(Recorded data)

──────────────────────────────

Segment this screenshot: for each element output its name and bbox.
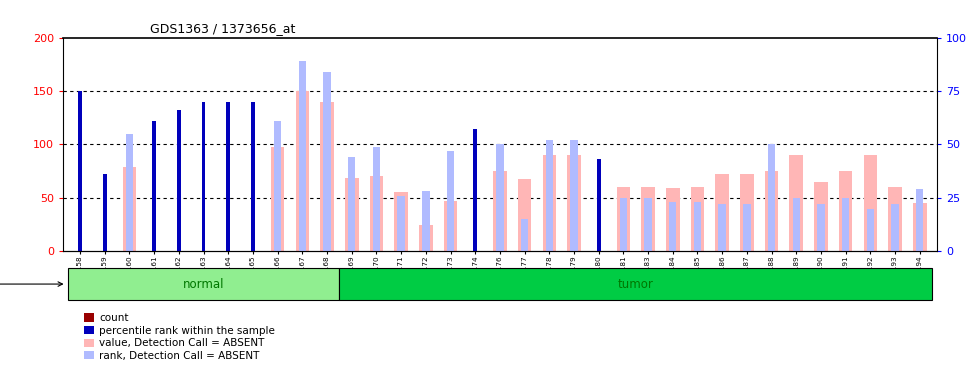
- Bar: [842, 198, 849, 251]
- Bar: [789, 155, 803, 251]
- Bar: [103, 174, 106, 251]
- Bar: [177, 143, 181, 251]
- Bar: [497, 144, 503, 251]
- Bar: [616, 187, 630, 251]
- Bar: [298, 61, 306, 251]
- Bar: [669, 202, 676, 251]
- Bar: [567, 155, 581, 251]
- Bar: [78, 134, 82, 251]
- Bar: [270, 147, 284, 251]
- Bar: [339, 268, 932, 300]
- Bar: [296, 91, 309, 251]
- Bar: [177, 110, 181, 251]
- Bar: [394, 192, 408, 251]
- Bar: [644, 198, 652, 251]
- Bar: [641, 187, 655, 251]
- Bar: [345, 177, 358, 251]
- Bar: [251, 139, 255, 251]
- Bar: [251, 102, 255, 251]
- Bar: [864, 155, 877, 251]
- Bar: [422, 191, 430, 251]
- Bar: [226, 139, 230, 251]
- Bar: [397, 196, 405, 251]
- Bar: [666, 188, 679, 251]
- Bar: [202, 102, 206, 251]
- Bar: [814, 182, 828, 251]
- Bar: [619, 198, 627, 251]
- Bar: [543, 155, 556, 251]
- Bar: [817, 204, 825, 251]
- Bar: [373, 147, 381, 251]
- Bar: [68, 268, 339, 300]
- Bar: [123, 167, 136, 251]
- Bar: [321, 102, 334, 251]
- Bar: [153, 121, 156, 251]
- Bar: [274, 121, 281, 251]
- Bar: [78, 91, 82, 251]
- Bar: [694, 202, 701, 251]
- Bar: [597, 180, 601, 251]
- Bar: [740, 174, 753, 251]
- Bar: [719, 204, 725, 251]
- Text: tumor: tumor: [618, 278, 654, 291]
- Bar: [765, 171, 779, 251]
- Bar: [597, 159, 601, 251]
- Bar: [521, 219, 528, 251]
- Text: normal: normal: [183, 278, 224, 291]
- Bar: [226, 102, 230, 251]
- Bar: [691, 187, 704, 251]
- Bar: [370, 177, 384, 251]
- Bar: [768, 144, 776, 251]
- Bar: [202, 137, 206, 251]
- Bar: [473, 144, 477, 251]
- Bar: [889, 187, 902, 251]
- Bar: [473, 129, 477, 251]
- Bar: [419, 225, 433, 251]
- Bar: [838, 171, 852, 251]
- Bar: [892, 204, 898, 251]
- Bar: [518, 178, 531, 251]
- Bar: [103, 196, 106, 251]
- Bar: [916, 189, 923, 251]
- Bar: [447, 151, 454, 251]
- Bar: [867, 209, 874, 251]
- Bar: [716, 174, 729, 251]
- Bar: [348, 157, 355, 251]
- Legend: count, percentile rank within the sample, value, Detection Call = ABSENT, rank, : count, percentile rank within the sample…: [79, 309, 279, 365]
- Bar: [546, 140, 553, 251]
- Bar: [443, 201, 457, 251]
- Bar: [324, 72, 330, 251]
- Bar: [743, 204, 751, 251]
- Bar: [126, 134, 133, 251]
- Bar: [493, 171, 507, 251]
- Text: GDS1363 / 1373656_at: GDS1363 / 1373656_at: [151, 22, 296, 35]
- Bar: [570, 140, 578, 251]
- Bar: [792, 198, 800, 251]
- Bar: [153, 155, 156, 251]
- Bar: [913, 203, 926, 251]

──────────────────────────────

_Requirement:_ The answer must consist of every line above that contains the word "Text".

_Result of the exercise:_
- Text: tumor: tumor: [618, 278, 654, 291]
- Text: normal: normal: [183, 278, 224, 291]
- Text: GDS1363 / 1373656_at: GDS1363 / 1373656_at: [151, 22, 296, 35]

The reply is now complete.